[Start of DATA FOR THE TASK]
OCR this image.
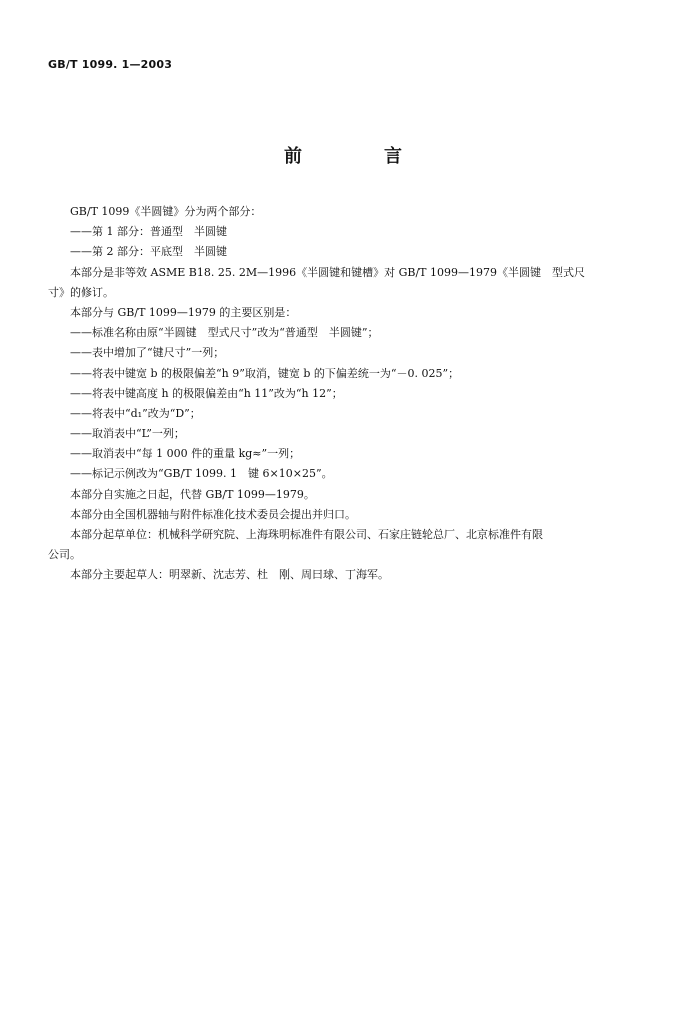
GB/T 1099. 1—2003
前　言
GB/T 1099《半圆键》分为两个部分：
——第 1 部分：普通型　半圆键
——第 2 部分：平底型　半圆键
本部分是非等效 ASME B18. 25. 2M—1996《半圆键和键槽》对 GB/T 1099—1979《半圆键　型式尺
寸》的修订。
本部分与 GB/T 1099—1979 的主要区别是：
——标准名称由原“半圆键　型式尺寸”改为“普通型　半圆键”；
——表中增加了“键尺寸”一列；
——将表中键宽 b 的极限偏差“h 9”取消，键宽 b 的下偏差统一为“－0. 025”；
——将表中键高度 h 的极限偏差由“h 11”改为“h 12”；
——将表中“d₁”改为“D”；
——取消表中“L”一列；
——取消表中“每 1 000 件的重量 kg≈”一列；
——标记示例改为“GB/T 1099. 1　键 6×10×25”。
本部分自实施之日起，代替 GB/T 1099—1979。
本部分由全国机器轴与附件标准化技术委员会提出并归口。
本部分起草单位：机械科学研究院、上海珠明标准件有限公司、石家庄链轮总厂、北京标准件有限
公司。
本部分主要起草人：明翠新、沈志芳、杜　刚、周曰球、丁海军。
[End of DATA FOR THE TASK]
Transcribe the complete set of entries verbatim. No pictures belong in the copy.

WRITTEN ANSWER
OCR this image.
GB/T 1099. 1—2003
前　言
GB/T 1099《半圆键》分为两个部分：
——第 1 部分：普通型　半圆键
——第 2 部分：平底型　半圆键
本部分是非等效 ASME B18. 25. 2M—1996《半圆键和键槽》对 GB/T 1099—1979《半圆键　型式尺
寸》的修订。
本部分与 GB/T 1099—1979 的主要区别是：
——标准名称由原“半圆键　型式尺寸”改为“普通型　半圆键”；
——表中增加了“键尺寸”一列；
——将表中键宽 b 的极限偏差“h 9”取消，键宽 b 的下偏差统一为“－0. 025”；
——将表中键高度 h 的极限偏差由“h 11”改为“h 12”；
——将表中“d₁”改为“D”；
——取消表中“L”一列；
——取消表中“每 1 000 件的重量 kg≈”一列；
——标记示例改为“GB/T 1099. 1　键 6×10×25”。
本部分自实施之日起，代替 GB/T 1099—1979。
本部分由全国机器轴与附件标准化技术委员会提出并归口。
本部分起草单位：机械科学研究院、上海珠明标准件有限公司、石家庄链轮总厂、北京标准件有限
公司。
本部分主要起草人：明翠新、沈志芳、杜　刚、周曰球、丁海军。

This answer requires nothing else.